• SET EXERCISE:
Rewrite the stretch from the start of the entries through the line containing "checkbox-label: Visite Référent", changing "Matériel" to "Équipement" and keeping everything else the same.

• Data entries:
★ ★ ★

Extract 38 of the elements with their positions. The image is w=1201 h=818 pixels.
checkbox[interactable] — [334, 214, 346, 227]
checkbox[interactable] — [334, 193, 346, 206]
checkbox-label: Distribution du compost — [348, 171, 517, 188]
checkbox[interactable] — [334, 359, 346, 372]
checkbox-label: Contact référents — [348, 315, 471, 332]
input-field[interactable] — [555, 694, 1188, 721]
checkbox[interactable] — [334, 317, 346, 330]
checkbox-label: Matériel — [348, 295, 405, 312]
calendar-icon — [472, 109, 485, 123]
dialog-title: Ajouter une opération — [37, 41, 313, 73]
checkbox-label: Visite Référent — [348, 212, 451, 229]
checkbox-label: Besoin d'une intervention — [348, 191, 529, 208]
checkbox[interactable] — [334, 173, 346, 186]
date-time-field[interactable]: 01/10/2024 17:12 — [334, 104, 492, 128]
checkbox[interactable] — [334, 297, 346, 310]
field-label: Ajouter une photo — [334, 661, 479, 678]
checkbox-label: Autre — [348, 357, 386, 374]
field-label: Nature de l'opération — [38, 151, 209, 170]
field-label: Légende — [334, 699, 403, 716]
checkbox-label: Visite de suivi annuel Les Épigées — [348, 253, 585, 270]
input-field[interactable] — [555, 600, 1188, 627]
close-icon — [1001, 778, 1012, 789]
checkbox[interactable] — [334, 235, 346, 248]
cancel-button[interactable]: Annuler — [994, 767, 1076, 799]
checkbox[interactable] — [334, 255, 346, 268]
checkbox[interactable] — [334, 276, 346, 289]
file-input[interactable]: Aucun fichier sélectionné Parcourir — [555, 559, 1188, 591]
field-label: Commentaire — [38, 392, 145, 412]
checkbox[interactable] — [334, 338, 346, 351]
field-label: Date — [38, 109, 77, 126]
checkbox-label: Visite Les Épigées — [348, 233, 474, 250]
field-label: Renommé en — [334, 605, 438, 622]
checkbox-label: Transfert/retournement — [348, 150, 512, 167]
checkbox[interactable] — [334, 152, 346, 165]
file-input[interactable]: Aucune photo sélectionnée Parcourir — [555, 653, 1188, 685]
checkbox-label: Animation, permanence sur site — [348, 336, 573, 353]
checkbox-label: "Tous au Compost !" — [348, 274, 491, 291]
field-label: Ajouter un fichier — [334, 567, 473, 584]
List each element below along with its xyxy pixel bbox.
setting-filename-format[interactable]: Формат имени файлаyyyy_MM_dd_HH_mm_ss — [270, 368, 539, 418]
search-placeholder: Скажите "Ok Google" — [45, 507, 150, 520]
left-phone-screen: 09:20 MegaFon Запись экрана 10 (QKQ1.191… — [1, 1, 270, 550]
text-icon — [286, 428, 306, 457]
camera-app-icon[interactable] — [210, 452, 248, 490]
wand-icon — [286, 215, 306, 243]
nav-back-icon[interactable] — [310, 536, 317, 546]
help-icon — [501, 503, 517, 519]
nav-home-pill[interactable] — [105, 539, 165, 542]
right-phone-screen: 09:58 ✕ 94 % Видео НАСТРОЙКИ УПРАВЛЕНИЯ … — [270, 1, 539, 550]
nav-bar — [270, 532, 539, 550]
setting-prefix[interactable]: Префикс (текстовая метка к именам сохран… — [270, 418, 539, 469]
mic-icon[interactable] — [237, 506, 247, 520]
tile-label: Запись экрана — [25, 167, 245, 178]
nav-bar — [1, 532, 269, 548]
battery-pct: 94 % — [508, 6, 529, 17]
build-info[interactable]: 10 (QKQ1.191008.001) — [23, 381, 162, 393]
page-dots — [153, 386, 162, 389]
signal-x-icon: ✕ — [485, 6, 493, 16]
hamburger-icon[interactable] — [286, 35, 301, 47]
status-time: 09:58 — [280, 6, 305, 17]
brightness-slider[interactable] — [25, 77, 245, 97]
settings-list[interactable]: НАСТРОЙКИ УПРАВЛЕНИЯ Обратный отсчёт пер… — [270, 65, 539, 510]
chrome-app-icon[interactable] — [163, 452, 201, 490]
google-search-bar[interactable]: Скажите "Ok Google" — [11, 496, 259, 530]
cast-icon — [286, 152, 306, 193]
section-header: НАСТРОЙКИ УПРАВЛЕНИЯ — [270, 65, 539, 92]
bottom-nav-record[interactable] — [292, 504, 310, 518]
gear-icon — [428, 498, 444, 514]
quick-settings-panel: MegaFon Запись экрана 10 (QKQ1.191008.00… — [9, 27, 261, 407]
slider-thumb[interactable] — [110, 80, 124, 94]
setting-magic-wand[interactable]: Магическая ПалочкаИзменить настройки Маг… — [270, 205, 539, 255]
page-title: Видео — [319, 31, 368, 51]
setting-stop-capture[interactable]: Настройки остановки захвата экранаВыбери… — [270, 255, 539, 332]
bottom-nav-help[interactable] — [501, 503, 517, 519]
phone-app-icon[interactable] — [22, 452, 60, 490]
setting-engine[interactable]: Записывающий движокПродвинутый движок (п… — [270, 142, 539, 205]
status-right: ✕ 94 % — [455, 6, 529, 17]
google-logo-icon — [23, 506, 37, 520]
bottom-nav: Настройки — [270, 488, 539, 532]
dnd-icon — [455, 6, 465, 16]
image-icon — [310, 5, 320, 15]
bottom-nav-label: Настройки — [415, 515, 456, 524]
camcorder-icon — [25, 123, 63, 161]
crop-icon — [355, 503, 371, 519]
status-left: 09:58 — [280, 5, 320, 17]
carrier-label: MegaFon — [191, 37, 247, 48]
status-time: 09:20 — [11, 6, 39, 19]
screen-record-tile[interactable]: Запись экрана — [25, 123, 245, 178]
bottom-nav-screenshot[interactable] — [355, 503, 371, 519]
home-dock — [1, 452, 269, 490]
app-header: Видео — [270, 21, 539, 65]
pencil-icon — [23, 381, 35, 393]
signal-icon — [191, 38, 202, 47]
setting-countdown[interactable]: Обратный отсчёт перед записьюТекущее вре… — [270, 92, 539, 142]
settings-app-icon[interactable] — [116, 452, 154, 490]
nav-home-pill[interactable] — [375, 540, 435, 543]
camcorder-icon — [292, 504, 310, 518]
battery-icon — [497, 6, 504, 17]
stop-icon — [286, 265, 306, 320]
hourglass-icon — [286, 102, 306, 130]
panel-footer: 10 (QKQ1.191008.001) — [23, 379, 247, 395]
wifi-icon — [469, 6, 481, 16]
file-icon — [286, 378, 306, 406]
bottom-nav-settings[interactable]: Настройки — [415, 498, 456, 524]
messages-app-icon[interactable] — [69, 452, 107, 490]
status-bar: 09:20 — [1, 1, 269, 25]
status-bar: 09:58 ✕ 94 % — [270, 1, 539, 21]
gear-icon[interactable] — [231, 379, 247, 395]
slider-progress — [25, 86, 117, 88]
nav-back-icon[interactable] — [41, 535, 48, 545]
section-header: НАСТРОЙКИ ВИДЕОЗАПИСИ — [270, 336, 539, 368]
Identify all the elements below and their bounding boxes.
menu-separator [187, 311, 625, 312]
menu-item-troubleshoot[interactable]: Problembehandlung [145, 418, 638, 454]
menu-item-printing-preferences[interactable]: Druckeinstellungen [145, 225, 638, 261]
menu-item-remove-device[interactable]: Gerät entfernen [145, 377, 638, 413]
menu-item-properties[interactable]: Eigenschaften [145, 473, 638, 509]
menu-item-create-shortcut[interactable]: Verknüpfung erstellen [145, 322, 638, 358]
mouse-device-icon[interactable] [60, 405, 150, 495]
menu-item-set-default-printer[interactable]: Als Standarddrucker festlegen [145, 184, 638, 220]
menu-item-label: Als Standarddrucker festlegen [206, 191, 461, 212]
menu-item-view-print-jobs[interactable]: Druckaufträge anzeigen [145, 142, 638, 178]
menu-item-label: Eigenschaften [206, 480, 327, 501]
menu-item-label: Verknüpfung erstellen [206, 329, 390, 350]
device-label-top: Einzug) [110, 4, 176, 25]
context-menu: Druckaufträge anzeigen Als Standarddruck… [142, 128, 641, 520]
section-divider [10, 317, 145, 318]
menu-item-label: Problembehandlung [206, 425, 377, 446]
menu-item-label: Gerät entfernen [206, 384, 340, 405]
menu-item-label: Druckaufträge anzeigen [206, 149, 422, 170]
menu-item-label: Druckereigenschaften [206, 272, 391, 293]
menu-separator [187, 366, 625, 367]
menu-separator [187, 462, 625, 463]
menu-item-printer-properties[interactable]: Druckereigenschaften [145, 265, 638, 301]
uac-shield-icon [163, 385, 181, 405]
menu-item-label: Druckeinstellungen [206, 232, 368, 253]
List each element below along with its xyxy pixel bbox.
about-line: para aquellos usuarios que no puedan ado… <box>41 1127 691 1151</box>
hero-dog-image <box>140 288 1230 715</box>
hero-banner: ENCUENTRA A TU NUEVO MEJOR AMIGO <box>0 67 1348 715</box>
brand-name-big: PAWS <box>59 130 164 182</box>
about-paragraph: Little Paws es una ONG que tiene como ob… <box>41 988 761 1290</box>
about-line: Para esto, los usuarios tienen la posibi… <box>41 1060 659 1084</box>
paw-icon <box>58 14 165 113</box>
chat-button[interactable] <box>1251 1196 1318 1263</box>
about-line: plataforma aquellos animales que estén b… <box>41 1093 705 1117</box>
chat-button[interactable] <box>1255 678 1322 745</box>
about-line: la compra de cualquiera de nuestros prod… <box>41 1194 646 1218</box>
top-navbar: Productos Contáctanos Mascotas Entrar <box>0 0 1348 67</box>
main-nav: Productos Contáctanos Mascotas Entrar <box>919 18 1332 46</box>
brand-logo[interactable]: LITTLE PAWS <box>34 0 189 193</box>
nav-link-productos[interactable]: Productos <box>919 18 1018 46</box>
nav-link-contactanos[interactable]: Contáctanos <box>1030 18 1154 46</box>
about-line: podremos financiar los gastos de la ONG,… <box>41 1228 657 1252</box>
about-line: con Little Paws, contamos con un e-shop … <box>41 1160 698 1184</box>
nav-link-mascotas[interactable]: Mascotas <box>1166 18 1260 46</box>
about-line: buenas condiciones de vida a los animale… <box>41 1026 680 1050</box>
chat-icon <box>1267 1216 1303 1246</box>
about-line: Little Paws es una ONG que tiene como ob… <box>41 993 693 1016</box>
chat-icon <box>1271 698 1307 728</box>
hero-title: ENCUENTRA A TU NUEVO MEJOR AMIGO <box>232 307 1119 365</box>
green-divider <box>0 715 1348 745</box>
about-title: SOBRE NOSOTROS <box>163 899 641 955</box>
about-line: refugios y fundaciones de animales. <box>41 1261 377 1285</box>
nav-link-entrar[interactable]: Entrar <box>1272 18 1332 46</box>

★ ★ ★

• FULL OUTPUT:
Extract 38 of the elements with their positions. The image is w=1201 h=818 pixels.
checkbox[interactable] — [334, 214, 346, 227]
checkbox[interactable] — [334, 193, 346, 206]
checkbox-label: Distribution du compost — [348, 171, 517, 188]
checkbox[interactable] — [334, 359, 346, 372]
checkbox-label: Contact référents — [348, 315, 471, 332]
input-field[interactable] — [555, 694, 1188, 721]
checkbox[interactable] — [334, 317, 346, 330]
checkbox-label: Équipement — [348, 295, 405, 312]
calendar-icon — [472, 109, 485, 123]
dialog-title: Ajouter une opération — [37, 41, 313, 73]
checkbox-label: Visite Référent — [348, 212, 451, 229]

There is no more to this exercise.